[BEGIN EXTRACTED ENTRIES]

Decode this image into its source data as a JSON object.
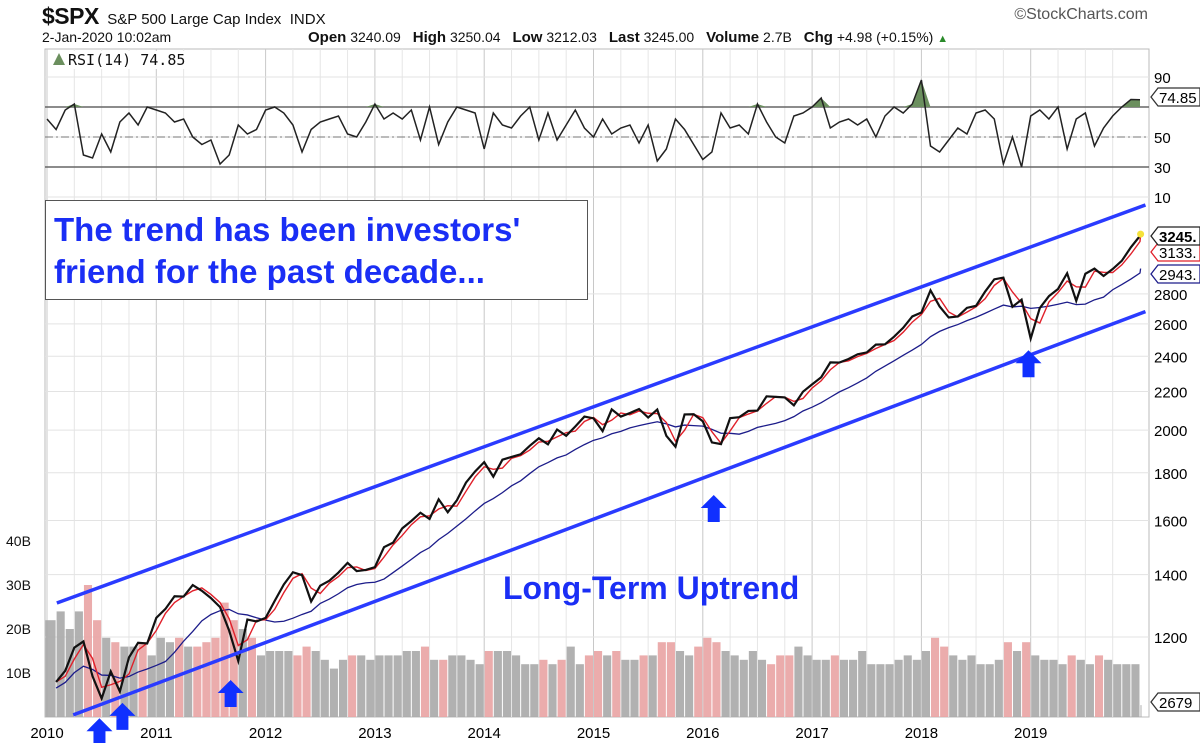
{
  "header": {
    "symbol": "$SPX",
    "name": "S&P 500 Large Cap Index",
    "exchange": "INDX",
    "copyright": "©StockCharts.com",
    "datetime": "2-Jan-2020 10:02am",
    "open_label": "Open",
    "open": "3240.09",
    "high_label": "High",
    "high": "3250.04",
    "low_label": "Low",
    "low": "3212.03",
    "last_label": "Last",
    "last": "3245.00",
    "volume_label": "Volume",
    "volume": "2.7B",
    "chg_label": "Chg",
    "chg": "+4.98 (+0.15%)",
    "chg_icon": "triangle-up"
  },
  "annotations": {
    "note_line1": "The trend has been investors'",
    "note_line2": "friend for the past decade...",
    "uptrend": "Long-Term Uptrend"
  },
  "colors": {
    "price": "#111111",
    "ma_short": "#e0202a",
    "ma_long": "#1c1c8a",
    "trendline": "#2a3bff",
    "arrow": "#1030ff",
    "text": "#1a2ef5",
    "vol_up": "#a8a8a8",
    "vol_down": "#e9a3a3",
    "rsi_fill": "#6b8f5e"
  },
  "chart_data": {
    "type": "line",
    "xlabel": "",
    "ylabel": "",
    "x_ticks": [
      "2010",
      "2011",
      "2012",
      "2013",
      "2014",
      "2015",
      "2016",
      "2017",
      "2018",
      "2019"
    ],
    "price_scale": "log",
    "price_ticks": [
      1200,
      1400,
      1600,
      1800,
      2000,
      2200,
      2400,
      2600,
      2800
    ],
    "price_value_labels": {
      "last": "3245.",
      "ma_short": "3133.",
      "ma_long": "2943.",
      "volume": "2679"
    },
    "rsi": {
      "label": "RSI(14) 74.85",
      "value_label": "74.85",
      "ticks": [
        10,
        30,
        50,
        70,
        90
      ],
      "ylim": [
        10,
        90
      ],
      "overbought": 70,
      "oversold": 30,
      "values": [
        62,
        55,
        68,
        72,
        38,
        36,
        52,
        40,
        60,
        66,
        58,
        70,
        68,
        66,
        60,
        62,
        50,
        45,
        48,
        32,
        38,
        58,
        52,
        55,
        68,
        70,
        66,
        58,
        40,
        55,
        60,
        62,
        64,
        52,
        50,
        60,
        72,
        62,
        66,
        62,
        68,
        48,
        70,
        45,
        60,
        70,
        68,
        66,
        42,
        66,
        58,
        56,
        64,
        70,
        48,
        66,
        48,
        58,
        68,
        56,
        50,
        62,
        52,
        56,
        58,
        46,
        58,
        34,
        42,
        62,
        55,
        45,
        35,
        40,
        66,
        56,
        58,
        52,
        72,
        60,
        50,
        46,
        64,
        66,
        70,
        76,
        56,
        60,
        62,
        58,
        62,
        50,
        64,
        70,
        66,
        72,
        88,
        44,
        40,
        48,
        56,
        52,
        66,
        68,
        62,
        32,
        50,
        30,
        64,
        68,
        62,
        70,
        42,
        62,
        66,
        44,
        56,
        64,
        70,
        75,
        74.85
      ]
    },
    "volume": {
      "ticks": [
        "10B",
        "20B",
        "30B",
        "40B"
      ],
      "unit": "B",
      "values": [
        22,
        24,
        20,
        24,
        30,
        22,
        18,
        17,
        16,
        16,
        17,
        14,
        18,
        17,
        18,
        16,
        16,
        17,
        18,
        26,
        22,
        20,
        18,
        14,
        15,
        15,
        15,
        14,
        16,
        15,
        13,
        11,
        13,
        14,
        14,
        13,
        14,
        14,
        14,
        15,
        15,
        16,
        13,
        13,
        14,
        14,
        13,
        12,
        15,
        15,
        15,
        14,
        12,
        12,
        13,
        12,
        13,
        16,
        12,
        14,
        15,
        14,
        15,
        13,
        13,
        14,
        14,
        17,
        17,
        15,
        14,
        16,
        18,
        17,
        15,
        14,
        13,
        15,
        13,
        12,
        14,
        14,
        16,
        14,
        13,
        13,
        14,
        13,
        13,
        15,
        12,
        12,
        12,
        13,
        14,
        13,
        15,
        18,
        16,
        14,
        13,
        14,
        12,
        12,
        13,
        17,
        15,
        17,
        14,
        13,
        13,
        12,
        14,
        13,
        12,
        14,
        13,
        12,
        12,
        12,
        2.7
      ]
    },
    "price": {
      "dates": [
        "2010-01",
        "2010-02",
        "2010-03",
        "2010-04",
        "2010-05",
        "2010-06",
        "2010-07",
        "2010-08",
        "2010-09",
        "2010-10",
        "2010-11",
        "2010-12",
        "2011-01",
        "2011-02",
        "2011-03",
        "2011-04",
        "2011-05",
        "2011-06",
        "2011-07",
        "2011-08",
        "2011-09",
        "2011-10",
        "2011-11",
        "2011-12",
        "2012-01",
        "2012-02",
        "2012-03",
        "2012-04",
        "2012-05",
        "2012-06",
        "2012-07",
        "2012-08",
        "2012-09",
        "2012-10",
        "2012-11",
        "2012-12",
        "2013-01",
        "2013-02",
        "2013-03",
        "2013-04",
        "2013-05",
        "2013-06",
        "2013-07",
        "2013-08",
        "2013-09",
        "2013-10",
        "2013-11",
        "2013-12",
        "2014-01",
        "2014-02",
        "2014-03",
        "2014-04",
        "2014-05",
        "2014-06",
        "2014-07",
        "2014-08",
        "2014-09",
        "2014-10",
        "2014-11",
        "2014-12",
        "2015-01",
        "2015-02",
        "2015-03",
        "2015-04",
        "2015-05",
        "2015-06",
        "2015-07",
        "2015-08",
        "2015-09",
        "2015-10",
        "2015-11",
        "2015-12",
        "2016-01",
        "2016-02",
        "2016-03",
        "2016-04",
        "2016-05",
        "2016-06",
        "2016-07",
        "2016-08",
        "2016-09",
        "2016-10",
        "2016-11",
        "2016-12",
        "2017-01",
        "2017-02",
        "2017-03",
        "2017-04",
        "2017-05",
        "2017-06",
        "2017-07",
        "2017-08",
        "2017-09",
        "2017-10",
        "2017-11",
        "2017-12",
        "2018-01",
        "2018-02",
        "2018-03",
        "2018-04",
        "2018-05",
        "2018-06",
        "2018-07",
        "2018-08",
        "2018-09",
        "2018-10",
        "2018-11",
        "2018-12",
        "2019-01",
        "2019-02",
        "2019-03",
        "2019-04",
        "2019-05",
        "2019-06",
        "2019-07",
        "2019-08",
        "2019-09",
        "2019-10",
        "2019-11",
        "2019-12",
        "2020-01-02"
      ],
      "close": [
        1074,
        1104,
        1169,
        1187,
        1089,
        1031,
        1102,
        1049,
        1141,
        1183,
        1181,
        1258,
        1286,
        1327,
        1326,
        1364,
        1345,
        1321,
        1292,
        1219,
        1131,
        1253,
        1247,
        1258,
        1312,
        1366,
        1408,
        1398,
        1310,
        1362,
        1379,
        1407,
        1441,
        1412,
        1416,
        1426,
        1498,
        1515,
        1569,
        1598,
        1631,
        1606,
        1686,
        1633,
        1682,
        1757,
        1806,
        1848,
        1783,
        1859,
        1872,
        1884,
        1924,
        1960,
        1931,
        2003,
        1972,
        2018,
        2068,
        2059,
        1995,
        2105,
        2068,
        2086,
        2107,
        2063,
        2104,
        1972,
        1920,
        2079,
        2080,
        2044,
        1940,
        1932,
        2060,
        2065,
        2097,
        2099,
        2174,
        2171,
        2168,
        2126,
        2199,
        2239,
        2279,
        2364,
        2363,
        2384,
        2412,
        2423,
        2470,
        2472,
        2519,
        2575,
        2648,
        2674,
        2824,
        2714,
        2641,
        2648,
        2705,
        2718,
        2816,
        2902,
        2914,
        2712,
        2760,
        2507,
        2704,
        2784,
        2834,
        2946,
        2752,
        2942,
        2980,
        2926,
        2977,
        3038,
        3141,
        3231,
        3245
      ]
    },
    "trendlines": [
      {
        "name": "upper",
        "from": {
          "date": 2010.09,
          "price": 1305
        },
        "to": {
          "date": 2020.05,
          "price": 3487
        }
      },
      {
        "name": "lower",
        "from": {
          "date": 2010.24,
          "price": 990
        },
        "to": {
          "date": 2020.05,
          "price": 2680
        }
      }
    ],
    "arrows": [
      {
        "date": 2010.48,
        "price": 982
      },
      {
        "date": 2010.69,
        "price": 1020
      },
      {
        "date": 2011.68,
        "price": 1079
      },
      {
        "date": 2016.1,
        "price": 1704
      },
      {
        "date": 2018.98,
        "price": 2436
      }
    ]
  }
}
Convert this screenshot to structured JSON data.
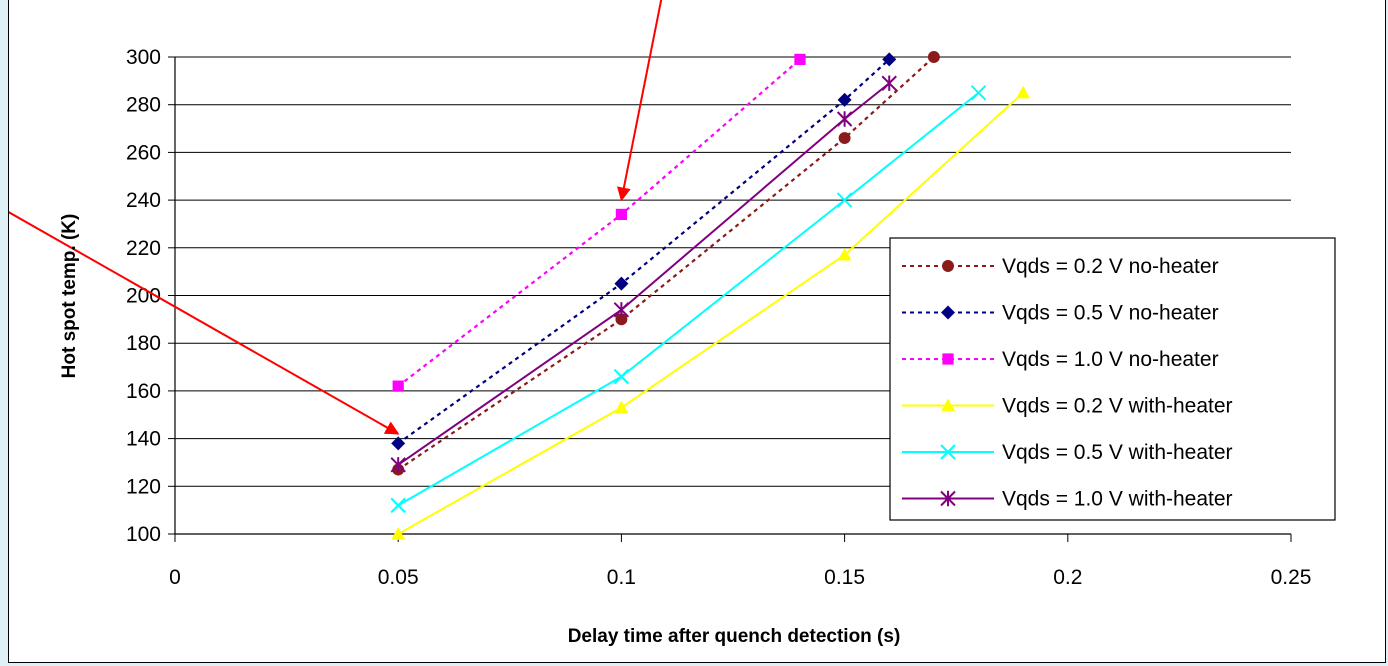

[END EXTRACTED ENTRIES]

» YOUR INSTRUCTIONS
Reply with the number of lines in the data that include the string "JSON" and nothing else.

» WORKED SOLUTION
2